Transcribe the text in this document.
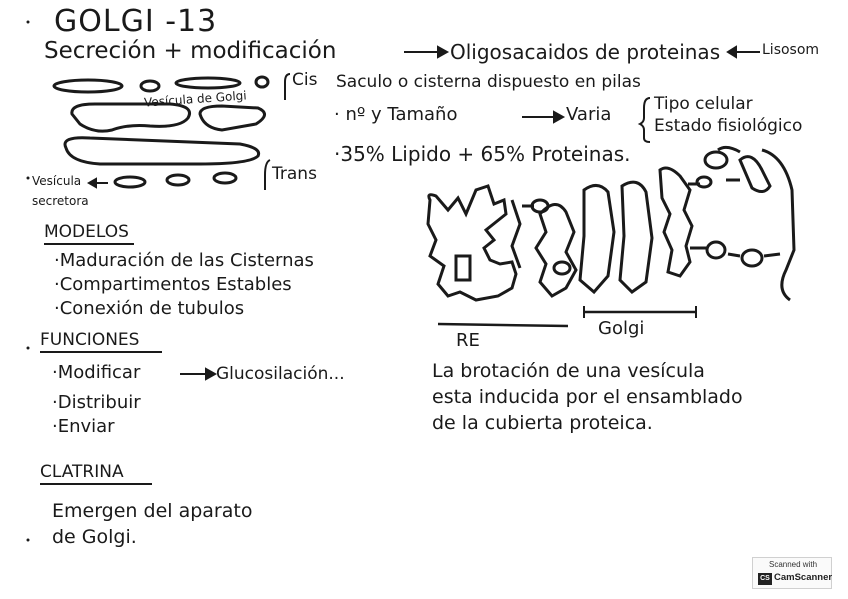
GOLGI -13
Secreción + modificación	Oligosacaidos de proteinas	Lisosom
Cis Saculo o cisterna dispuesto en pilas
Vesícula de Golgi
· nº y Tamaño	Varia	Tipo celular
Estado fisiológico
·35% Lipido + 65% Proteinas.
Trans
Vesícula
secretora
MODELOS
·Maduración de las Cisternas
·Compartimentos Estables
·Conexión de tubulos
FUNCIONES
·Modificar	Glucosilación...
·Distribuir
·Enviar
RE
Golgi
La brotación de una vesícula
esta inducida por el ensamblado
de la cubierta proteica.
CLATRINA
Emergen del aparato
de Golgi.
Scanned with
CS CamScanner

◆ ◆ ◆ ◆

- Directions -
Return the records above exactly as written. Do not include their images.

- Output -
Transcribe the text in this document.
GOLGI -13
Secreción + modificación	Oligosacaidos de proteinas	Lisosom
Cis Saculo o cisterna dispuesto en pilas
Vesícula de Golgi
· nº y Tamaño	Varia	Tipo celular
Estado fisiológico
·35% Lipido + 65% Proteinas.
Trans
Vesícula
secretora
MODELOS
·Maduración de las Cisternas
·Compartimentos Estables
·Conexión de tubulos
FUNCIONES
·Modificar	Glucosilación...
·Distribuir
·Enviar
RE
Golgi
La brotación de una vesícula
esta inducida por el ensamblado
de la cubierta proteica.
CLATRINA
Emergen del aparato
de Golgi.
Scanned with
CS CamScanner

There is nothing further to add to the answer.